=== Exercise requirements ===
Reproduce each line of the material exactly, minus any picture.

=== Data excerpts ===

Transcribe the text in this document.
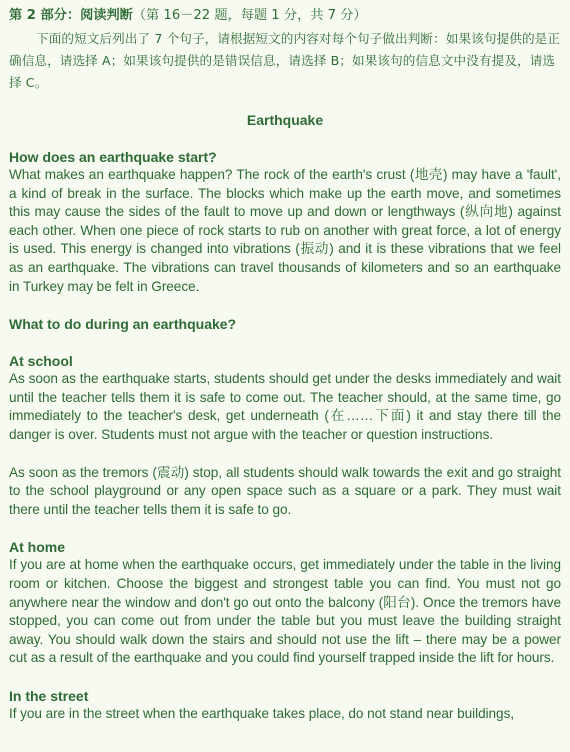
第 2 部分：阅读判断（第 16－22 题，每题 1 分，共 7 分）

下面的短文后列出了 7 个句子，请根据短文的内容对每个句子做出判断：如果该句提供的是正确信息，请选择 A；如果该句提供的是错误信息，请选择 B；如果该句的信息文中没有提及，请选择 C。

Earthquake
How does an earthquake start?

What makes an earthquake happen? The rock of the earth's crust (地壳) may have a 'fault', a kind of break in the surface. The blocks which make up the earth move, and sometimes this may cause the sides of the fault to move up and down or lengthways (纵向地) against each other. When one piece of rock starts to rub on another with great force, a lot of energy is used. This energy is changed into vibrations (振动) and it is these vibrations that we feel as an earthquake. The vibrations can travel thousands of kilometers and so an earthquake in Turkey may be felt in Greece.

What to do during an earthquake?
At school

As soon as the earthquake starts, students should get under the desks immediately and wait until the teacher tells them it is safe to come out. The teacher should, at the same time, go immediately to the teacher's desk, get underneath (在……下面) it and stay there till the danger is over. Students must not argue with the teacher or question instructions.

As soon as the tremors (震动) stop, all students should walk towards the exit and go straight to the school playground or any open space such as a square or a park. They must wait there until the teacher tells them it is safe to go.

At home

If you are at home when the earthquake occurs, get immediately under the table in the living room or kitchen. Choose the biggest and strongest table you can find. You must not go anywhere near the window and don't go out onto the balcony (阳台). Once the tremors have stopped, you can come out from under the table but you must leave the building straight away. You should walk down the stairs and should not use the lift – there may be a power cut as a result of the earthquake and you could find yourself trapped inside the lift for hours.

In the street

If you are in the street when the earthquake takes place, do not stand near buildings,
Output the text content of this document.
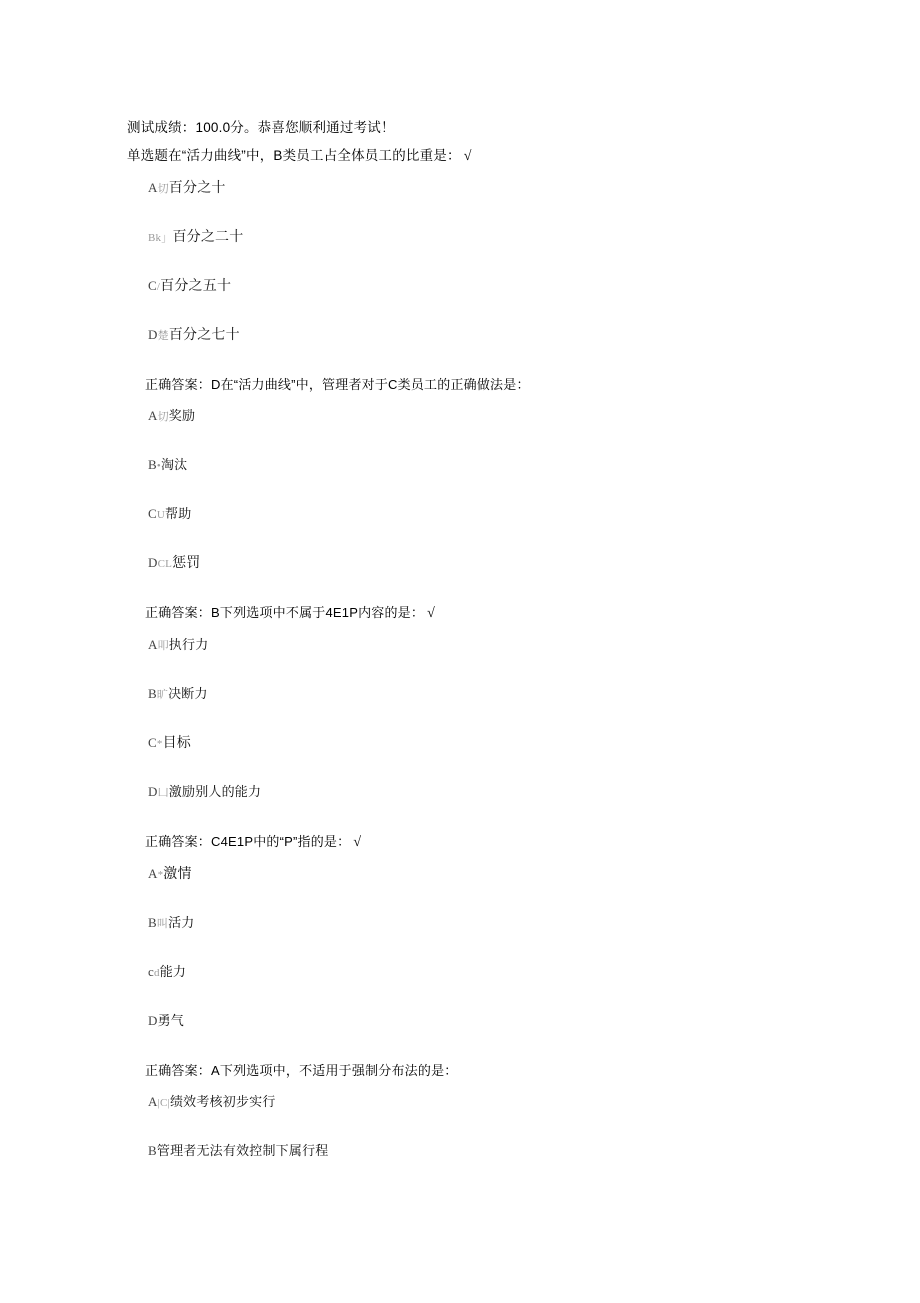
测试成绩：100.0分。恭喜您顺利通过考试！
单选题在“活力曲线”中，B类员工占全体员工的比重是： √
A切百分之十
Bk」百分之二十
C/百分之五十
D楚百分之七十
正确答案：D在“活力曲线”中，管理者对于C类员工的正确做法是：
A切奖励
B•淘汰
CU帮助
DCL惩罚
正确答案：B下列选项中不属于4E1P内容的是： √
A叩执行力
B旷决断力
C*目标
D凵激励别人的能力
正确答案：C4E1P中的“P”指的是： √
A*激情
B叫活力
cd能力
D勇气
正确答案：A下列选项中，不适用于强制分布法的是：
A|C|绩效考核初步实行
B管理者无法有效控制下属行程
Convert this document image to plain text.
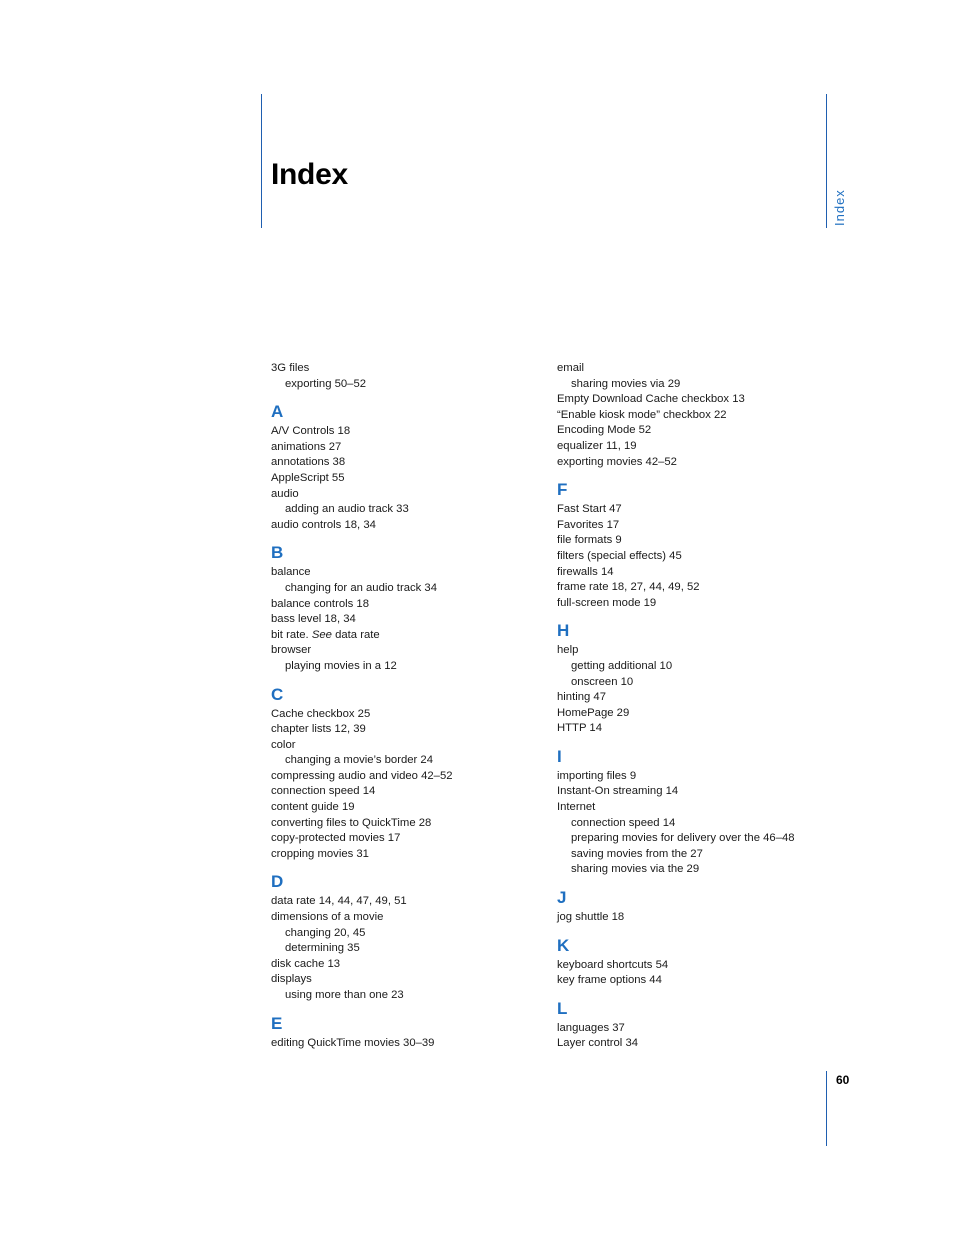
Index
Index
60
3G files
exporting 50–52
A
A/V Controls 18
animations 27
annotations 38
AppleScript 55
audio
adding an audio track 33
audio controls 18, 34
B
balance
changing for an audio track 34
balance controls 18
bass level 18, 34
bit rate. See data rate
browser
playing movies in a 12
C
Cache checkbox 25
chapter lists 12, 39
color
changing a movie’s border 24
compressing audio and video 42–52
connection speed 14
content guide 19
converting files to QuickTime 28
copy-protected movies 17
cropping movies 31
D
data rate 14, 44, 47, 49, 51
dimensions of a movie
changing 20, 45
determining 35
disk cache 13
displays
using more than one 23
E
editing QuickTime movies 30–39
email
sharing movies via 29
Empty Download Cache checkbox 13
“Enable kiosk mode” checkbox 22
Encoding Mode 52
equalizer 11, 19
exporting movies 42–52
F
Fast Start 47
Favorites 17
file formats 9
filters (special effects) 45
firewalls 14
frame rate 18, 27, 44, 49, 52
full-screen mode 19
H
help
getting additional 10
onscreen 10
hinting 47
HomePage 29
HTTP 14
I
importing files 9
Instant-On streaming 14
Internet
connection speed 14
preparing movies for delivery over the 46–48
saving movies from the 27
sharing movies via the 29
J
jog shuttle 18
K
keyboard shortcuts 54
key frame options 44
L
languages 37
Layer control 34
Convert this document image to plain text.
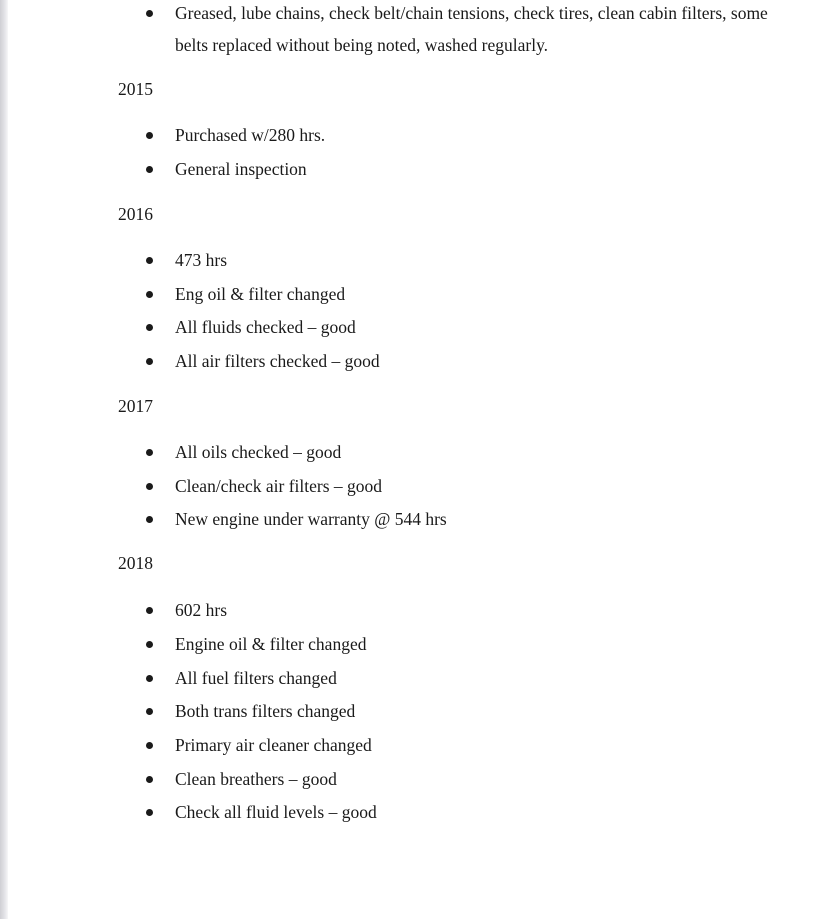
Greased, lube chains, check belt/chain tensions, check tires, clean cabin filters, some
belts replaced without being noted, washed regularly.
2015
Purchased w/280 hrs.
General inspection
2016
473 hrs
Eng oil & filter changed
All fluids checked – good
All air filters checked – good
2017
All oils checked – good
Clean/check air filters – good
New engine under warranty @ 544 hrs
2018
602 hrs
Engine oil & filter changed
All fuel filters changed
Both trans filters changed
Primary air cleaner changed
Clean breathers – good
Check all fluid levels – good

=== Solution for this problem ===
Transcribe the text in this document.
第 2 部分：阅读判断（第 16－22 题，每题 1 分，共 7 分）

下面的短文后列出了 7 个句子，请根据短文的内容对每个句子做出判断：如果该句提供的是正确信息，请选择 A；如果该句提供的是错误信息，请选择 B；如果该句的信息文中没有提及，请选择 C。

Earthquake
How does an earthquake start?

What makes an earthquake happen? The rock of the earth's crust (地壳) may have a 'fault', a kind of break in the surface. The blocks which make up the earth move, and sometimes this may cause the sides of the fault to move up and down or lengthways (纵向地) against each other. When one piece of rock starts to rub on another with great force, a lot of energy is used. This energy is changed into vibrations (振动) and it is these vibrations that we feel as an earthquake. The vibrations can travel thousands of kilometers and so an earthquake in Turkey may be felt in Greece.

What to do during an earthquake?
At school

As soon as the earthquake starts, students should get under the desks immediately and wait until the teacher tells them it is safe to come out. The teacher should, at the same time, go immediately to the teacher's desk, get underneath (在……下面) it and stay there till the danger is over. Students must not argue with the teacher or question instructions.

As soon as the tremors (震动) stop, all students should walk towards the exit and go straight to the school playground or any open space such as a square or a park. They must wait there until the teacher tells them it is safe to go.

At home

If you are at home when the earthquake occurs, get immediately under the table in the living room or kitchen. Choose the biggest and strongest table you can find. You must not go anywhere near the window and don't go out onto the balcony (阳台). Once the tremors have stopped, you can come out from under the table but you must leave the building straight away. You should walk down the stairs and should not use the lift – there may be a power cut as a result of the earthquake and you could find yourself trapped inside the lift for hours.

In the street

If you are in the street when the earthquake takes place, do not stand near buildings,
Output the text content of this document.
测试成绩：100.0分。恭喜您顺利通过考试！
单选题在“活力曲线”中，B类员工占全体员工的比重是： √
A切百分之十
Bk」百分之二十
C/百分之五十
D楚百分之七十
正确答案：D在“活力曲线”中，管理者对于C类员工的正确做法是：
A切奖励
B•淘汰
CU帮助
DCL惩罚
正确答案：B下列选项中不属于4E1P内容的是： √
A叩执行力
B旷决断力
C*目标
D凵激励别人的能力
正确答案：C4E1P中的“P”指的是： √
A*激情
B叫活力
cd能力
D勇气
正确答案：A下列选项中，不适用于强制分布法的是：
A|C|绩效考核初步实行
B管理者无法有效控制下属行程
Convert this document image to plain text.
Index
Index
60
3G files
exporting 50–52
A
A/V Controls 18
animations 27
annotations 38
AppleScript 55
audio
adding an audio track 33
audio controls 18, 34
B
balance
changing for an audio track 34
balance controls 18
bass level 18, 34
bit rate. See data rate
browser
playing movies in a 12
C
Cache checkbox 25
chapter lists 12, 39
color
changing a movie’s border 24
compressing audio and video 42–52
connection speed 14
content guide 19
converting files to QuickTime 28
copy-protected movies 17
cropping movies 31
D
data rate 14, 44, 47, 49, 51
dimensions of a movie
changing 20, 45
determining 35
disk cache 13
displays
using more than one 23
E
editing QuickTime movies 30–39
email
sharing movies via 29
Empty Download Cache checkbox 13
“Enable kiosk mode” checkbox 22
Encoding Mode 52
equalizer 11, 19
exporting movies 42–52
F
Fast Start 47
Favorites 17
file formats 9
filters (special effects) 45
firewalls 14
frame rate 18, 27, 44, 49, 52
full-screen mode 19
H
help
getting additional 10
onscreen 10
hinting 47
HomePage 29
HTTP 14
I
importing files 9
Instant-On streaming 14
Internet
connection speed 14
preparing movies for delivery over the 46–48
saving movies from the 27
sharing movies via the 29
J
jog shuttle 18
K
keyboard shortcuts 54
key frame options 44
L
languages 37
Layer control 34
Convert this document image to plain text.
Greased, lube chains, check belt/chain tensions, check tires, clean cabin filters, some
belts replaced without being noted, washed regularly.
2015
Purchased w/280 hrs.
General inspection
2016
473 hrs
Eng oil & filter changed
All fluids checked – good
All air filters checked – good
2017
All oils checked – good
Clean/check air filters – good
New engine under warranty @ 544 hrs
2018
602 hrs
Engine oil & filter changed
All fuel filters changed
Both trans filters changed
Primary air cleaner changed
Clean breathers – good
Check all fluid levels – good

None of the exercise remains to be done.